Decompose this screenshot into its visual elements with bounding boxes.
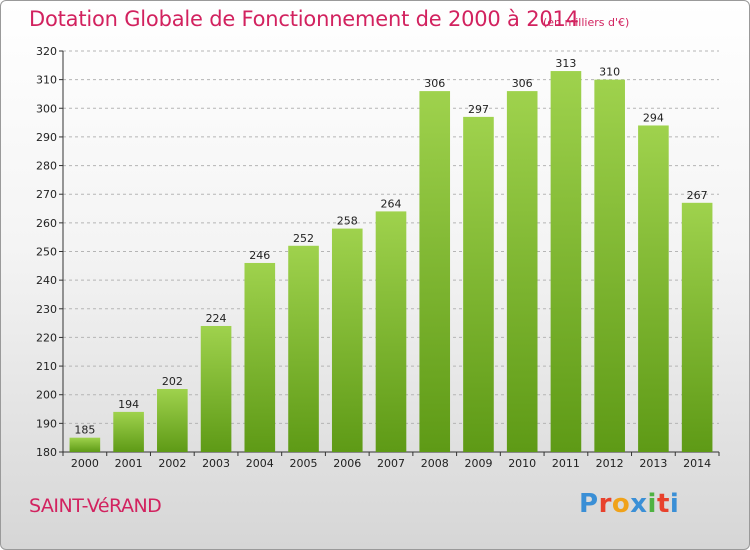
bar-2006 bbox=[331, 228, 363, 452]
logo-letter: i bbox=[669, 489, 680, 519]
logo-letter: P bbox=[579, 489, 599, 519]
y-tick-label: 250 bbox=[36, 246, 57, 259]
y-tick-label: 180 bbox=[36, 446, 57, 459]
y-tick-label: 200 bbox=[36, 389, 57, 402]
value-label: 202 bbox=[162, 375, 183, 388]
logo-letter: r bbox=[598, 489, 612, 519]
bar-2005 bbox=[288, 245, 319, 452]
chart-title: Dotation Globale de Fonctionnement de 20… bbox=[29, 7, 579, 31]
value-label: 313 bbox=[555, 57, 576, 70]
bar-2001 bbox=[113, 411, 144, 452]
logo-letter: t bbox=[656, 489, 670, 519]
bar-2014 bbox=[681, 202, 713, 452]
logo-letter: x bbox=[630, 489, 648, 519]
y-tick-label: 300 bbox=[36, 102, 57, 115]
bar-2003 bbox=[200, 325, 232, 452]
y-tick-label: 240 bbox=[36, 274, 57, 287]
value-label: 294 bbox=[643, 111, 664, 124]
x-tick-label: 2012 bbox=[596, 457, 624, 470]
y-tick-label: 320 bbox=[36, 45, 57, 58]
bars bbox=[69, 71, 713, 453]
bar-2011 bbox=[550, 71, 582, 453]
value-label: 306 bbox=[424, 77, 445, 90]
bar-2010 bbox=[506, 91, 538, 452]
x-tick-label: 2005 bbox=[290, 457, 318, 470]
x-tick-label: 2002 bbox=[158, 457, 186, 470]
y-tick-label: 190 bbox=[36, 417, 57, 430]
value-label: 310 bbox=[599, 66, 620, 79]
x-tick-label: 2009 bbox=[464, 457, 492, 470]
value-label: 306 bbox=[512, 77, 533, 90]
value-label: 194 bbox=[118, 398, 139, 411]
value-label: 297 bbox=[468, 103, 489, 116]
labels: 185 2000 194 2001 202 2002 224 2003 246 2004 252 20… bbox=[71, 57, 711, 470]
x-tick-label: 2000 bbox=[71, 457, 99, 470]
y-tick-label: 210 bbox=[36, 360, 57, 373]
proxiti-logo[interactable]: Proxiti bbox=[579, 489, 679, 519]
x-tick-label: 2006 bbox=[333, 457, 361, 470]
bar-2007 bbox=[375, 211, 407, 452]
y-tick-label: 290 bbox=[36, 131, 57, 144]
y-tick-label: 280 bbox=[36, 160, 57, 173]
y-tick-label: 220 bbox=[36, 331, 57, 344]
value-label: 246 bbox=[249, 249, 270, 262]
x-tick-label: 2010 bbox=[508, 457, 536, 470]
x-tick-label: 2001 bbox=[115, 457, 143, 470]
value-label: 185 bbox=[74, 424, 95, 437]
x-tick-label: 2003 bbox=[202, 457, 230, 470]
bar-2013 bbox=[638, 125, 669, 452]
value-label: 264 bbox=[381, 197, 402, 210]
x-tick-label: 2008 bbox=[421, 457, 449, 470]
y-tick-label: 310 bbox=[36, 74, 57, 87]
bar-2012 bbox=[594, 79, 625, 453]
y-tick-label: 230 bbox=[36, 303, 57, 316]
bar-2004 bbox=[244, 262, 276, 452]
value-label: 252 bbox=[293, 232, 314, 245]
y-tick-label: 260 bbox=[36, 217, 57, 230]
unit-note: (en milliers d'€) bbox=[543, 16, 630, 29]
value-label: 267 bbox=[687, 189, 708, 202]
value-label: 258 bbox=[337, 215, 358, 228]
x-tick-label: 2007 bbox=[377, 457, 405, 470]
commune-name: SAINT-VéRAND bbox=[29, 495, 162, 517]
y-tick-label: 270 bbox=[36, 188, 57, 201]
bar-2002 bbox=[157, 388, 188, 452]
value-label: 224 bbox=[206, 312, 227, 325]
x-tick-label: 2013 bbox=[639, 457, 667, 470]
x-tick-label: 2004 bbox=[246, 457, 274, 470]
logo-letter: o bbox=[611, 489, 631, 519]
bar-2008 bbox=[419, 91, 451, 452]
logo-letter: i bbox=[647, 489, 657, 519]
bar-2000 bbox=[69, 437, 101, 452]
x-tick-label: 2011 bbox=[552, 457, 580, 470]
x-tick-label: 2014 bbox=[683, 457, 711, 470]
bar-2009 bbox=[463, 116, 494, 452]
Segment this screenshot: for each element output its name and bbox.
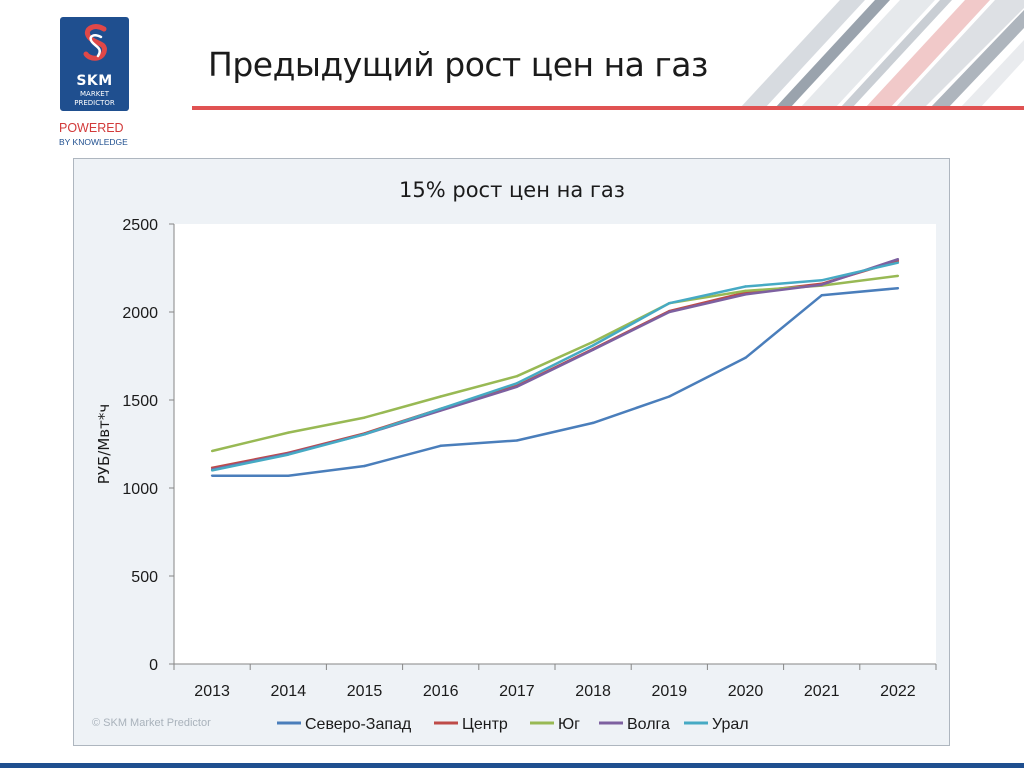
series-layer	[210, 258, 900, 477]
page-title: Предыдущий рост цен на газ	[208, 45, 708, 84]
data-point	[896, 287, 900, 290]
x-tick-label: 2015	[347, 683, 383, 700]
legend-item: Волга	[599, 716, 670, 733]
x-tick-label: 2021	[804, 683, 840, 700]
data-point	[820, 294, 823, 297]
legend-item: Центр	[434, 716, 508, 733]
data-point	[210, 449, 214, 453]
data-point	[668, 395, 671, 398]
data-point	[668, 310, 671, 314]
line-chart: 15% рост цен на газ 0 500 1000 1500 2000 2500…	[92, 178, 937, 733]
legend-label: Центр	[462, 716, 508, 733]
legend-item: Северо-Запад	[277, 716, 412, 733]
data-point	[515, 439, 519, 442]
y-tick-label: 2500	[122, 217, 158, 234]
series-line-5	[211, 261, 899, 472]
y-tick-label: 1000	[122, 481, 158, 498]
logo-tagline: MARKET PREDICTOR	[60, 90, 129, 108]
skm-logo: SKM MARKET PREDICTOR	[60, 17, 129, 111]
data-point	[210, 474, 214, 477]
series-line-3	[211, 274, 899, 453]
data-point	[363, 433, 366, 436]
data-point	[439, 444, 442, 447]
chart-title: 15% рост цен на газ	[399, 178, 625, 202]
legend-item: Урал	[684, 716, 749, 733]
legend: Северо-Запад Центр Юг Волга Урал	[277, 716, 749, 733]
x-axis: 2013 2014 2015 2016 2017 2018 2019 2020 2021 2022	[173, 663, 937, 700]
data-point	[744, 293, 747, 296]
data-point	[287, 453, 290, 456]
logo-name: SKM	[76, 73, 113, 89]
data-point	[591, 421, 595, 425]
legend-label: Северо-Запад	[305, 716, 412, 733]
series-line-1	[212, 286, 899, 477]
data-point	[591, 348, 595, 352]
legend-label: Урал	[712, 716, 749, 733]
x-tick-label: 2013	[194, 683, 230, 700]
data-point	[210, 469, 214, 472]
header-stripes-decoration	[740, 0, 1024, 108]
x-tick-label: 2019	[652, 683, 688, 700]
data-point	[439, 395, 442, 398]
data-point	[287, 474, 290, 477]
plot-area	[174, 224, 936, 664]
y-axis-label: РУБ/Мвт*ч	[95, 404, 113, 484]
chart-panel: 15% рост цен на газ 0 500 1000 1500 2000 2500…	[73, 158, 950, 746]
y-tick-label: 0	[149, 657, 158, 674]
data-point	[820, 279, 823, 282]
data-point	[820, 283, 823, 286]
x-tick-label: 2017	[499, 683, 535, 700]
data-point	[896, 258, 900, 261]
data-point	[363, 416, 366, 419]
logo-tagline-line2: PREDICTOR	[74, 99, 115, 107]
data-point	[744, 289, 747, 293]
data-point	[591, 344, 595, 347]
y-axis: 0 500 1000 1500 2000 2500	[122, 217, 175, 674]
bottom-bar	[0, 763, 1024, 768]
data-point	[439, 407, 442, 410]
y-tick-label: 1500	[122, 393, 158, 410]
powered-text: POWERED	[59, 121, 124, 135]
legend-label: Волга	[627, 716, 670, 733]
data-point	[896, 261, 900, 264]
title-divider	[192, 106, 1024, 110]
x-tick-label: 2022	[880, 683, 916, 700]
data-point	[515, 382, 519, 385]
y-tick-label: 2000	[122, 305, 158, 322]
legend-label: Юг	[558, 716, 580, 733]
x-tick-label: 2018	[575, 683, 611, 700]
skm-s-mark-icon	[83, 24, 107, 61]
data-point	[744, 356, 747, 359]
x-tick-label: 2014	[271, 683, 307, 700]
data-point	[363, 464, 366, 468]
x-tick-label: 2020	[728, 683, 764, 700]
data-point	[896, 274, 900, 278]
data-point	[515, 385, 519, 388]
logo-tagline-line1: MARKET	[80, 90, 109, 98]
====================
Copy out again, unchanged, the lines of the records beginning with the one that contains "bar-2006 bbox=[331, 228, 363, 452]" and continuing through the one that contains "y-tick-label: 200 bbox=[36, 389, 57, 402]", including both of those lines.

bar-2006 bbox=[331, 228, 363, 452]
logo-letter: i bbox=[669, 489, 680, 519]
logo-letter: P bbox=[579, 489, 599, 519]
y-tick-label: 250 bbox=[36, 246, 57, 259]
y-tick-label: 180 bbox=[36, 446, 57, 459]
y-tick-label: 200 bbox=[36, 389, 57, 402]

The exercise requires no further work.